* EXTRACTED INFORMATION *
* START *

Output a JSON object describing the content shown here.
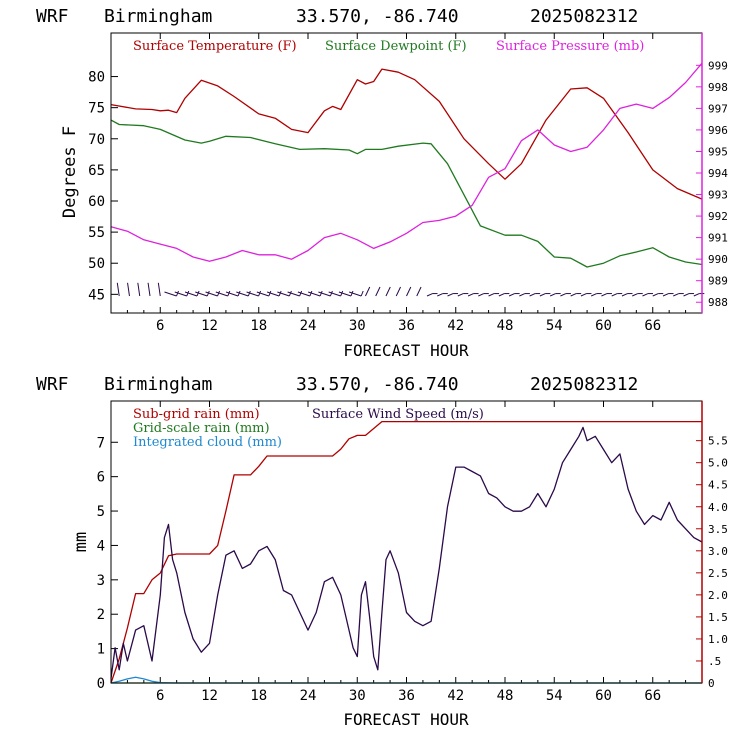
{
  "chart_data": [
    {
      "type": "line",
      "header": {
        "model": "WRF",
        "station": "Birmingham",
        "coords": "33.570, -86.740",
        "init": "2025082312"
      },
      "xlabel": "FORECAST HOUR",
      "ylabel": "Degrees F",
      "xlim": [
        0,
        72
      ],
      "ylim": [
        42,
        87
      ],
      "xticks": [
        6,
        12,
        18,
        24,
        30,
        36,
        42,
        48,
        54,
        60,
        66
      ],
      "yticks": [
        45,
        50,
        55,
        60,
        65,
        70,
        75,
        80
      ],
      "ylim_right": [
        987.5,
        1000.5
      ],
      "yticks_right": [
        988,
        989,
        990,
        991,
        992,
        993,
        994,
        995,
        996,
        997,
        998,
        999
      ],
      "legend_placement": "top",
      "colors": {
        "temperature": "#b00000",
        "dewpoint": "#1f7a1f",
        "pressure": "#dd22dd",
        "barbs": "#2a0a4a",
        "axis_right": "#dd22dd"
      },
      "series": [
        {
          "name": "Surface Temperature (F)",
          "axis": "left",
          "color": "#b00000",
          "x": [
            0,
            3,
            5,
            6,
            7,
            8,
            9,
            11,
            13,
            15,
            18,
            20,
            22,
            24,
            26,
            27,
            28,
            30,
            31,
            32,
            33,
            35,
            37,
            40,
            43,
            46,
            48,
            50,
            53,
            56,
            58,
            60,
            63,
            66,
            69,
            72
          ],
          "y": [
            75.5,
            74.8,
            74.7,
            74.5,
            74.6,
            74.2,
            76.5,
            79.4,
            78.5,
            76.8,
            74.0,
            73.3,
            71.5,
            71.0,
            74.5,
            75.2,
            74.7,
            79.5,
            78.8,
            79.2,
            81.2,
            80.7,
            79.5,
            76.0,
            70.0,
            66.0,
            63.5,
            66.0,
            73.0,
            78.0,
            78.2,
            76.5,
            71.0,
            65.0,
            62.0,
            60.3
          ]
        },
        {
          "name": "Surface Dewpoint (F)",
          "axis": "left",
          "color": "#1f7a1f",
          "x": [
            0,
            1,
            4,
            6,
            9,
            11,
            12,
            14,
            17,
            20,
            23,
            26,
            29,
            30,
            31,
            33,
            35,
            38,
            39,
            41,
            43,
            45,
            48,
            50,
            52,
            54,
            56,
            58,
            60,
            62,
            64,
            66,
            68,
            70,
            72
          ],
          "y": [
            73.0,
            72.3,
            72.1,
            71.5,
            69.8,
            69.3,
            69.6,
            70.4,
            70.2,
            69.2,
            68.3,
            68.4,
            68.2,
            67.6,
            68.3,
            68.3,
            68.8,
            69.3,
            69.2,
            66.0,
            61.0,
            56.0,
            54.5,
            54.5,
            53.5,
            51.0,
            50.8,
            49.4,
            50.0,
            51.2,
            51.8,
            52.5,
            51.0,
            50.2,
            49.8
          ]
        },
        {
          "name": "Surface Pressure (mb)",
          "axis": "right",
          "color": "#dd22dd",
          "x": [
            0,
            2,
            4,
            6,
            8,
            10,
            12,
            14,
            16,
            18,
            20,
            22,
            24,
            26,
            28,
            30,
            32,
            34,
            36,
            38,
            40,
            42,
            44,
            46,
            48,
            50,
            52,
            54,
            56,
            58,
            60,
            62,
            64,
            66,
            68,
            70,
            72
          ],
          "y": [
            991.5,
            991.3,
            990.9,
            990.7,
            990.5,
            990.1,
            989.9,
            990.1,
            990.4,
            990.2,
            990.2,
            990.0,
            990.4,
            991.0,
            991.2,
            990.9,
            990.5,
            990.8,
            991.2,
            991.7,
            991.8,
            992.0,
            992.5,
            993.8,
            994.2,
            995.5,
            996.0,
            995.3,
            995.0,
            995.2,
            996.0,
            997.0,
            997.2,
            997.0,
            997.5,
            998.2,
            999.1
          ]
        }
      ]
    },
    {
      "type": "line",
      "header": {
        "model": "WRF",
        "station": "Birmingham",
        "coords": "33.570, -86.740",
        "init": "2025082312"
      },
      "xlabel": "FORECAST HOUR",
      "ylabel": "mm",
      "xlim": [
        0,
        72
      ],
      "ylim": [
        0,
        8.2
      ],
      "xticks": [
        6,
        12,
        18,
        24,
        30,
        36,
        42,
        48,
        54,
        60,
        66
      ],
      "yticks": [
        0,
        1,
        2,
        3,
        4,
        5,
        6,
        7
      ],
      "ylim_right": [
        0,
        6.4
      ],
      "yticks_right": [
        0,
        0.5,
        1.0,
        1.5,
        2.0,
        2.5,
        3.0,
        3.5,
        4.0,
        4.5,
        5.0,
        5.5
      ],
      "yticks_right_labels": [
        "0",
        ".5",
        "1.0",
        "1.5",
        "2.0",
        "2.5",
        "3.0",
        "3.5",
        "4.0",
        "4.5",
        "5.0",
        "5.5"
      ],
      "legend_placement": "top-left",
      "colors": {
        "subgrid": "#b00000",
        "gridscale": "#1f7a1f",
        "cloud": "#1e88d0",
        "wind": "#2a0a4a",
        "axis_right": "#b00000"
      },
      "series": [
        {
          "name": "Sub-grid rain (mm)",
          "axis": "left",
          "color": "#b00000",
          "x": [
            0,
            1,
            2,
            3,
            4,
            5,
            6,
            7,
            8,
            12,
            13,
            14,
            15,
            16,
            17,
            18,
            19,
            20,
            27,
            28,
            29,
            30,
            31,
            32,
            33,
            34,
            35,
            72
          ],
          "y": [
            0,
            0.7,
            1.6,
            2.6,
            2.6,
            3.0,
            3.2,
            3.7,
            3.75,
            3.75,
            4.0,
            5.0,
            6.05,
            6.05,
            6.05,
            6.3,
            6.6,
            6.6,
            6.6,
            6.8,
            7.1,
            7.2,
            7.2,
            7.4,
            7.6,
            7.6,
            7.6,
            7.6
          ]
        },
        {
          "name": "Grid-scale rain (mm)",
          "axis": "left",
          "color": "#1f7a1f",
          "x": [
            0,
            72
          ],
          "y": [
            0,
            0
          ]
        },
        {
          "name": "Integrated cloud (mm)",
          "axis": "left",
          "color": "#1e88d0",
          "x": [
            0,
            1,
            2,
            3,
            4,
            5,
            6,
            8,
            72
          ],
          "y": [
            0,
            0.05,
            0.12,
            0.17,
            0.12,
            0.05,
            0.01,
            0,
            0
          ]
        },
        {
          "name": "Surface Wind Speed (m/s)",
          "axis": "right",
          "color": "#2a0a4a",
          "x": [
            0,
            0.5,
            1,
            1.5,
            2,
            3,
            4,
            5,
            6,
            6.5,
            7,
            7.5,
            8,
            9,
            10,
            11,
            12,
            13,
            14,
            15,
            16,
            17,
            18,
            19,
            20,
            21,
            22,
            23,
            24,
            25,
            26,
            27,
            28,
            29,
            29.5,
            30,
            30.5,
            31,
            31.5,
            32,
            32.5,
            33,
            33.5,
            34,
            35,
            36,
            37,
            38,
            39,
            40,
            41,
            42,
            43,
            44,
            45,
            46,
            47,
            48,
            49,
            50,
            51,
            52,
            53,
            54,
            55,
            56,
            57,
            57.5,
            58,
            59,
            60,
            61,
            62,
            63,
            64,
            65,
            66,
            67,
            68,
            69,
            70,
            71,
            72
          ],
          "y": [
            0.1,
            0.8,
            0.3,
            0.9,
            0.5,
            1.2,
            1.3,
            0.5,
            2.0,
            3.3,
            3.6,
            2.8,
            2.5,
            1.6,
            1.0,
            0.7,
            0.9,
            2.0,
            2.9,
            3.0,
            2.6,
            2.7,
            3.0,
            3.1,
            2.8,
            2.1,
            2.0,
            1.6,
            1.2,
            1.6,
            2.3,
            2.4,
            2.0,
            1.2,
            0.8,
            0.6,
            2.0,
            2.3,
            1.5,
            0.6,
            0.3,
            1.6,
            2.8,
            3.0,
            2.5,
            1.6,
            1.4,
            1.3,
            1.4,
            2.6,
            4.0,
            4.9,
            4.9,
            4.8,
            4.7,
            4.3,
            4.2,
            4.0,
            3.9,
            3.9,
            4.0,
            4.3,
            4.0,
            4.4,
            5.0,
            5.3,
            5.6,
            5.8,
            5.5,
            5.6,
            5.3,
            5.0,
            5.2,
            4.4,
            3.9,
            3.6,
            3.8,
            3.7,
            4.1,
            3.7,
            3.5,
            3.3,
            3.2
          ]
        }
      ]
    }
  ]
}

* END *

* TASK DETAILS *
Pull out each line of the listing that holds the string "name".

* SOLVED EXERCISE *
          "name": "Surface Temperature (F)",
          "name": "Surface Dewpoint (F)",
          "name": "Surface Pressure (mb)",
          "name": "Sub-grid rain (mm)",
          "name": "Grid-scale rain (mm)",
          "name": "Integrated cloud (mm)",
          "name": "Surface Wind Speed (m/s)",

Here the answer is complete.